*Exercises to complete*
**1)** Write out, word for word, the passage of the LinearSolveAutotune tutorial starting at "# Include huge" and ending at "[:tiny, :small, :medium, :large, :big])".
**2)** List every matrix size category defined in the LinearSolveAutotune tutorial, along with the size range given for each.

*Source document*
--
Automatic Algorithm Selection with LinearSolveAutotune
LinearSolve.jl includes an automatic tuning system that benchmarks all available linear algebra algorithms on your specific hardware and automatically selects optimal algorithms for different problem sizes and data types. This tutorial will show you how to use the LinearSolveAutotune
sublibrary to optimize your linear solve performance.
The autotuning system is under active development. While benchmarking and result sharing are fully functional, automatic preference setting for algorithm selection is still being refined.
Quick Start
The simplest way to use the autotuner is to run it with default settings:
using LinearSolve
using LinearSolveAutotune
# Run autotune with default settings
results = autotune_setup()
# View the results
display(results)
# Generate performance plots
plot(results)
# Share results with the community (optional, requires GitHub authentication)
share_results(results)
This will:
- Benchmark algorithms for
Float64
matrices by default - Test matrix sizes from tiny (5×5) through large (1000×1000)
- Display a summary of algorithm performance
- Return an
AutotuneResults
object containing all benchmark data
Understanding the Results
The autotune_setup()
function returns an AutotuneResults
object containing:
results_df
: A DataFrame with detailed benchmark resultssysinfo
: System information dictionary
You can explore the results in several ways:
# Get the results
results = autotune_setup()
# Display a formatted summary
display(results)
# Access the raw benchmark data
df = results.results_df
# View system information
sysinfo = results.sysinfo
# Generate performance plots
plot(results)
# Filter to see successful benchmarks only
using DataFrames
successful = filter(row -> row.success, df)
Customizing the Autotune Process
Size Categories
Control which matrix size ranges to test:
# Available size categories:
# :tiny - 5×5 to 20×20 (very small problems)
# :small - 20×20 to 100×100 (small problems)
# :medium - 100×100 to 300×300 (typical problems)
# :large - 300×300 to 1000×1000 (larger problems)
# :big - 1000×1000 to 15000×15000 (GPU/HPC scale, capped at 15000 for stability)
# Default: test tiny through large
results = autotune_setup() # uses [:tiny, :small, :medium, :large]
# Test only medium and large sizes
results = autotune_setup(sizes = [:medium, :large])
# Include huge matrices (for GPU systems)
results = autotune_setup(sizes = [:large, :big])
# Test all size categories
results = autotune_setup(sizes = [:tiny, :small, :medium, :large, :big])
--
Layout annotation entries:
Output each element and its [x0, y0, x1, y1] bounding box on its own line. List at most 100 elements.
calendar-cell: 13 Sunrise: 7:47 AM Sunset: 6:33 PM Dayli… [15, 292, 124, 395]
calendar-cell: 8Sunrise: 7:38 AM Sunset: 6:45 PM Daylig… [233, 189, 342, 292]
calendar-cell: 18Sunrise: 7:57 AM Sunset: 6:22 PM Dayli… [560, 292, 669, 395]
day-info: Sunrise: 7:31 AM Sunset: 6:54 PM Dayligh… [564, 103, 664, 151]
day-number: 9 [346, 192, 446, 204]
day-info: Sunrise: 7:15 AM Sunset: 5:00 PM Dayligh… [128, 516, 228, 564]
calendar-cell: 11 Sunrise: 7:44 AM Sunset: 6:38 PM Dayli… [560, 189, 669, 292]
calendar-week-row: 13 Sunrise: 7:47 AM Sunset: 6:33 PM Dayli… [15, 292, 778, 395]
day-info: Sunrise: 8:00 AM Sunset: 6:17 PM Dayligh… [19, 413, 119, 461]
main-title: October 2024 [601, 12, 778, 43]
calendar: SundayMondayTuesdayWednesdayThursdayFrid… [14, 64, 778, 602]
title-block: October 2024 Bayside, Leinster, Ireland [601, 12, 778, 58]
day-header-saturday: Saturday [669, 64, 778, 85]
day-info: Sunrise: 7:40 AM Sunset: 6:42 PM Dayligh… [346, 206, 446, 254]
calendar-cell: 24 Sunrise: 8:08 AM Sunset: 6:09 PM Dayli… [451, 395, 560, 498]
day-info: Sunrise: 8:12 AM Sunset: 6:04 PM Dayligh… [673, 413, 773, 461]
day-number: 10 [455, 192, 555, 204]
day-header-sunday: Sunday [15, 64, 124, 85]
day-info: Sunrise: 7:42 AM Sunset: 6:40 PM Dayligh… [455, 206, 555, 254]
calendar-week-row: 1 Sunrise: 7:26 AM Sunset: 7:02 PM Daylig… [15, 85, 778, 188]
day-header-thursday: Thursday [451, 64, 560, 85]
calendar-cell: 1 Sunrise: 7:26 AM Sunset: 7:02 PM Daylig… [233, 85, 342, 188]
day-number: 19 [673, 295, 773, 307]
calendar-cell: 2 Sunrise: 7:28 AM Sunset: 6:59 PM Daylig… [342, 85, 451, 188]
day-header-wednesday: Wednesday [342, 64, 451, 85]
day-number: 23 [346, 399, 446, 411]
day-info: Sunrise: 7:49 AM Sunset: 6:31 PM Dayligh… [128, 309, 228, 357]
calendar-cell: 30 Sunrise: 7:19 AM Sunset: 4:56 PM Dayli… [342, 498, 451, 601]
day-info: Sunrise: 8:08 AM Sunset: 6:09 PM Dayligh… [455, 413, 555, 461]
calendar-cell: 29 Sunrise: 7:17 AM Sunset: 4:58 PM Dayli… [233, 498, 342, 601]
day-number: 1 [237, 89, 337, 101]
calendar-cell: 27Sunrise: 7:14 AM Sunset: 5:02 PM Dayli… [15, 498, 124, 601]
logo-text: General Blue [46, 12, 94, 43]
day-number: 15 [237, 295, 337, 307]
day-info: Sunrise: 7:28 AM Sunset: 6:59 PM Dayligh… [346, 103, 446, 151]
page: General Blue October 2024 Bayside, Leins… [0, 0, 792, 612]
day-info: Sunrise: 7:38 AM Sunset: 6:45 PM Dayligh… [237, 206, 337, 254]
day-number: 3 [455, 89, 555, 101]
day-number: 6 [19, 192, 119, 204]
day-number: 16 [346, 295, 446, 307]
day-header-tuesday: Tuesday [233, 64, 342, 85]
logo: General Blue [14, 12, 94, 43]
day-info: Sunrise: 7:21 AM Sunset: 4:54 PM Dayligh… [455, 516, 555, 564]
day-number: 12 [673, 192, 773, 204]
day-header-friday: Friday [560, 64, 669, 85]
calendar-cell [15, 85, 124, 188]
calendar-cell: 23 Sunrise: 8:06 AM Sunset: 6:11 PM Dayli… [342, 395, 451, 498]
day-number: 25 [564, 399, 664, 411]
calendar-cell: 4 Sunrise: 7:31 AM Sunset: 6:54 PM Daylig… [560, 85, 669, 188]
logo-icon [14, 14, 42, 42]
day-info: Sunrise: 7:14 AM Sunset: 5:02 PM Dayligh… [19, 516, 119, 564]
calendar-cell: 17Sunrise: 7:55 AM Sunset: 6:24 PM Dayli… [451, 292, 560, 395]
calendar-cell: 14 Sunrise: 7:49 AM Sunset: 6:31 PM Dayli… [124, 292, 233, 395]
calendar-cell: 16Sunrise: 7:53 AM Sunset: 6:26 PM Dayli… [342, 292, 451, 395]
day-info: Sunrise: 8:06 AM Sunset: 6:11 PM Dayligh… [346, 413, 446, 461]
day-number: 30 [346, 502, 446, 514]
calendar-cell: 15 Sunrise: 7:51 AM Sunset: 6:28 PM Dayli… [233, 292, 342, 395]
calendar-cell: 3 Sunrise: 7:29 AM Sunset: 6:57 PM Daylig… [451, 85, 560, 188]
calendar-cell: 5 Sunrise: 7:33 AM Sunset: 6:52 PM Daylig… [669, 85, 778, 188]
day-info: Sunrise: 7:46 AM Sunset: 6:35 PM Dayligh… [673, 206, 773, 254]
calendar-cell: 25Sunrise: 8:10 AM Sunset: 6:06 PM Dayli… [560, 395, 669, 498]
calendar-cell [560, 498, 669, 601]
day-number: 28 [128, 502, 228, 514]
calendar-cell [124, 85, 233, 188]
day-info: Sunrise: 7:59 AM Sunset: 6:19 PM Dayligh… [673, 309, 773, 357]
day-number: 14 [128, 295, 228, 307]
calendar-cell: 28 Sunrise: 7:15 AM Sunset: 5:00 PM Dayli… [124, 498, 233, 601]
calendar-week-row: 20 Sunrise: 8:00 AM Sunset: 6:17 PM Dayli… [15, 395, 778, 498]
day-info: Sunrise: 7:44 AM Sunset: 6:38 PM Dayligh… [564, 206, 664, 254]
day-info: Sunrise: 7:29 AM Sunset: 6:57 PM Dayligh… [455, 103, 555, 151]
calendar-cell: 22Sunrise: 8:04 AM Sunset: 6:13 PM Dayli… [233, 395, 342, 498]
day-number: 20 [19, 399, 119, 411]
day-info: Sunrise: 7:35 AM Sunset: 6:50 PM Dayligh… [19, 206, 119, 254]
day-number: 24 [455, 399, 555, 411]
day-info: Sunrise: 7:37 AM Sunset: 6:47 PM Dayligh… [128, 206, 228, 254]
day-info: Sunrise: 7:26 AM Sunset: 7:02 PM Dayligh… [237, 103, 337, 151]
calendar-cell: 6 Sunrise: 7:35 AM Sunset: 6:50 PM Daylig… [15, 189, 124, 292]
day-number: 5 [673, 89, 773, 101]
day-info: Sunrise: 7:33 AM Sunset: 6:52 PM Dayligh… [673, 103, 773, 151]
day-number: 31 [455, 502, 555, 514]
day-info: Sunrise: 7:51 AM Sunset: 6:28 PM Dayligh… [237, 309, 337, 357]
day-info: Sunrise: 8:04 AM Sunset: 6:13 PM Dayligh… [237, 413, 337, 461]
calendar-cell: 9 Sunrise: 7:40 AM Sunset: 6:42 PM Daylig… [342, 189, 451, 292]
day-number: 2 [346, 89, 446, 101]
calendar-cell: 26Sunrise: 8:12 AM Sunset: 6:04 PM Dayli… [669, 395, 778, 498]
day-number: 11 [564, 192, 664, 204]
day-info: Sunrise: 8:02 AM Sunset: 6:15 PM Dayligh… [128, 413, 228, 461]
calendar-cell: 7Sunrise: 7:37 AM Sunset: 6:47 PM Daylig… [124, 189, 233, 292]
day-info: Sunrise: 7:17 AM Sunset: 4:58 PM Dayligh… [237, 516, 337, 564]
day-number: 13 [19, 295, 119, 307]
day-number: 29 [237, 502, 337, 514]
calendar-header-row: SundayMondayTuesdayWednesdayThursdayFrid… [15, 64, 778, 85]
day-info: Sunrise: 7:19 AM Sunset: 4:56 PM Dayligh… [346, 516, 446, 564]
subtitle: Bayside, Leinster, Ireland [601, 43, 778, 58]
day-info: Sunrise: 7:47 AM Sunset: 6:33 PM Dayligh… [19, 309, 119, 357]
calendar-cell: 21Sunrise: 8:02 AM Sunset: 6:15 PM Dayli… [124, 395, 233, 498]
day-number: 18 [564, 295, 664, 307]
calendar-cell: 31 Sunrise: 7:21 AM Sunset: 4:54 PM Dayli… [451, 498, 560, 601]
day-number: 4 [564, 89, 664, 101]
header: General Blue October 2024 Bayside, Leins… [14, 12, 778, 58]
--
*Solutions below*
**1)**
# Include huge matrices (for GPU systems)
results = autotune_setup(sizes = [:large, :big])
# Test all size categories
results = autotune_setup(sizes = [:tiny, :small, :medium, :large, :big])

**2)**
- :tiny: 5×5 to 20×20
- :small: 20×20 to 100×100
- :medium: 100×100 to 300×300
- :large: 300×300 to 1000×1000
- :big: 1000×1000 to 15000×15000